**Task statement**
Please quote the grains market report below word for word, everything from "DTN Before The" down to "by Greg Horstmeier)".

**Quoted passage**

— Begin —

DTN Before The Bell Grains

Soybeans Higher, Grains Mixed to Lower Ahead of USDA Report

Dana Mantini
By  Dana Mantini , Senior Market Analyst
(DTN photo by Greg Horstmeier)

Morning CME Globex Update:

Dow Jones futures are 87 points higher early on Friday. August crude oil is up 17 cents per barrel, the U.S. dollar index is down 0.0660 and August gold is up $3.90 an ounce.

Other Markets:

Dow Jones: Higher
U.S. Dollar Index: Lower
Gold: Higher
Crude Oil: Higher

Corn:

Corn is slightly lower on larger than expected July deliveries ahead of the usually volatile June stocks and seeding report. The June report is typically a big market mover and could be even more so this year. Although traders seek a better estimate of planted acres, the fact that the survey occurred in the first two weeks of June when farmers were still planting will make the estimate a bit suspect, but it's the bet we have to go on. The average planting estimate is right at 87 million acres in a range of 84.3 to 88.8, according to Dow Jones. The 87 million would be a decline of 5.8 million acres from the March intentions and compares to 89.8 million acres in USDA's June report. It is the June 1 stocks number that could be the true market mover, as the range of pre-report estimates leaves room for a surprise. The average estimate for corn stocks is 5.308 billion bushels (bb), according to Dow Jones, and that would be one of the largest June stocks numbers in history. Corn export sales last week were a dismal 11.6 million bushels (mb), with total commitments of 1.918 bb down 15% versus a year ago. The thought is that U.S. corn exports could be further cut by 100-150 mb in future reports, helping to cushion the blow of lost acres. The weather forecast looks to be warm and dry, just what the doctor ordered for a crop that is severely lacking in growing degree days. Crop conditions on Monday's crop progress report are likely to improve. Following the report Friday, weather will take center stage as ultimate acreage will not be known until the fall. Look for the area of $4.50 to be pivotal for December corn, with a close below that leading to a further correction lower. DTN's National Corn Index closed at $4.25 on Thursday, with an average basis of 21 cents under September.

— End —

**Dataset records**
— Begin —

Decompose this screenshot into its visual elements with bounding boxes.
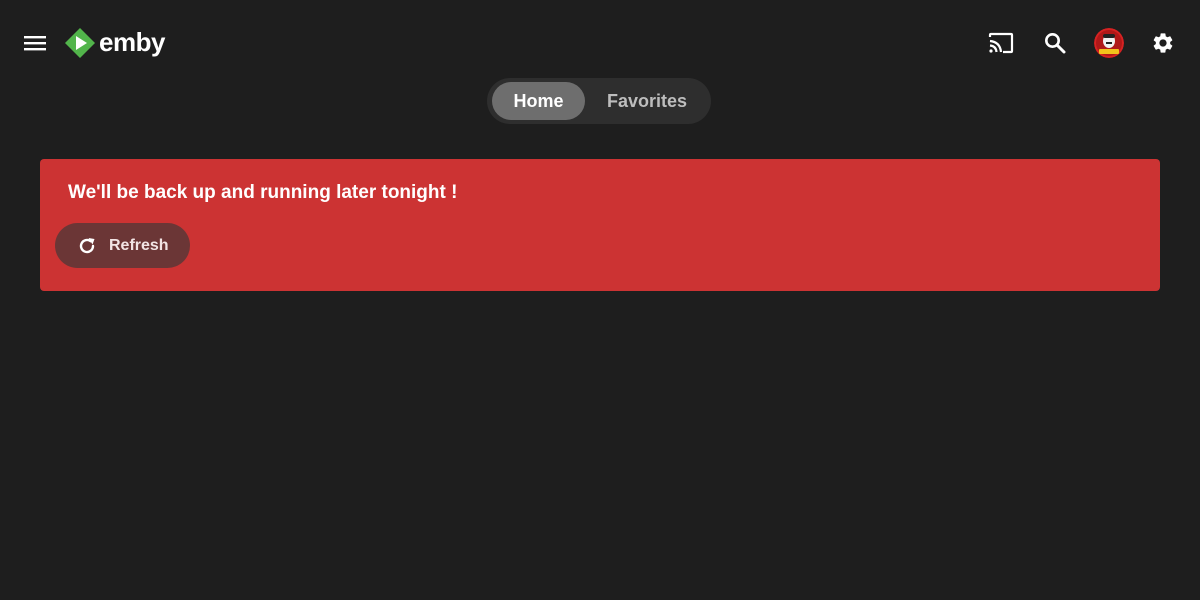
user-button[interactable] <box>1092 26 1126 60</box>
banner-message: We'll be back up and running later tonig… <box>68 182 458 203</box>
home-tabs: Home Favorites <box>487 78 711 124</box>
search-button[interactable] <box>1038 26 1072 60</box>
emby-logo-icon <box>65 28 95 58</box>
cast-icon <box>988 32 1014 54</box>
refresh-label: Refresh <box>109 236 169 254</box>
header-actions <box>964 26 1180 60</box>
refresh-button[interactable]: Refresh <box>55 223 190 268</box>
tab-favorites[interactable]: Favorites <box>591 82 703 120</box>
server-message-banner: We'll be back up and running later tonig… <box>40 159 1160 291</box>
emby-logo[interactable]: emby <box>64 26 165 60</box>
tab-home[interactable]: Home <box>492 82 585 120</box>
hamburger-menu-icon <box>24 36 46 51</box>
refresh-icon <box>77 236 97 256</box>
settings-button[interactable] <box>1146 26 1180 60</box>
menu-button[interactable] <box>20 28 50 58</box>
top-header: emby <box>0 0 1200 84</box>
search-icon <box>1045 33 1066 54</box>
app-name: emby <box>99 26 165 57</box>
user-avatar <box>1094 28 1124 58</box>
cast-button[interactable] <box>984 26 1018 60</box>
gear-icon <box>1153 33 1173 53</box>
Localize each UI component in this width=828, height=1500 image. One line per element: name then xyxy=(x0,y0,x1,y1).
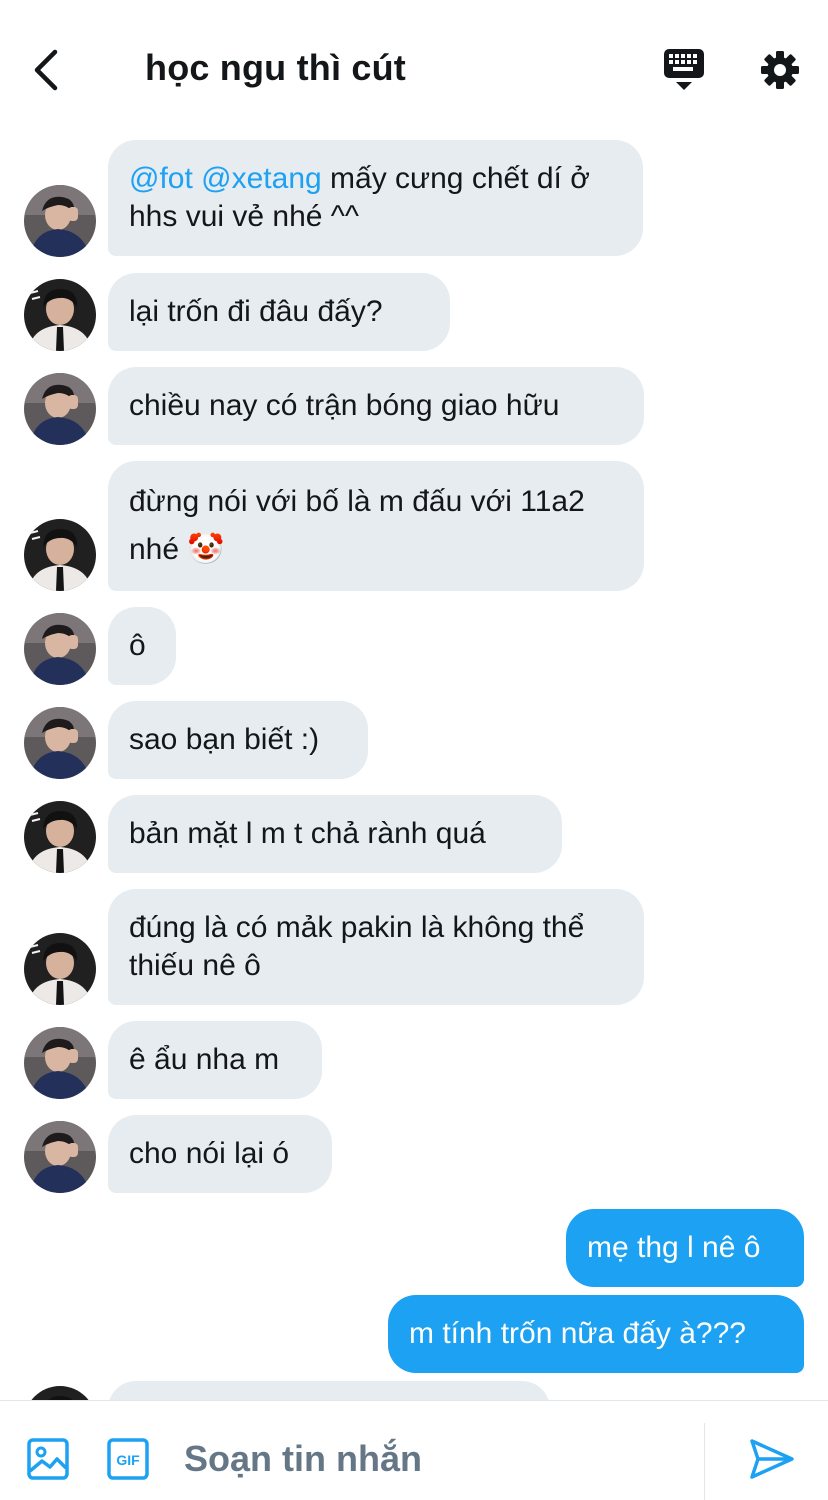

— End —

**Task response**
DTN Before The Bell Grains

Soybeans Higher, Grains Mixed to Lower Ahead of USDA Report

Dana Mantini
By  Dana Mantini , Senior Market Analyst
(DTN photo by Greg Horstmeier)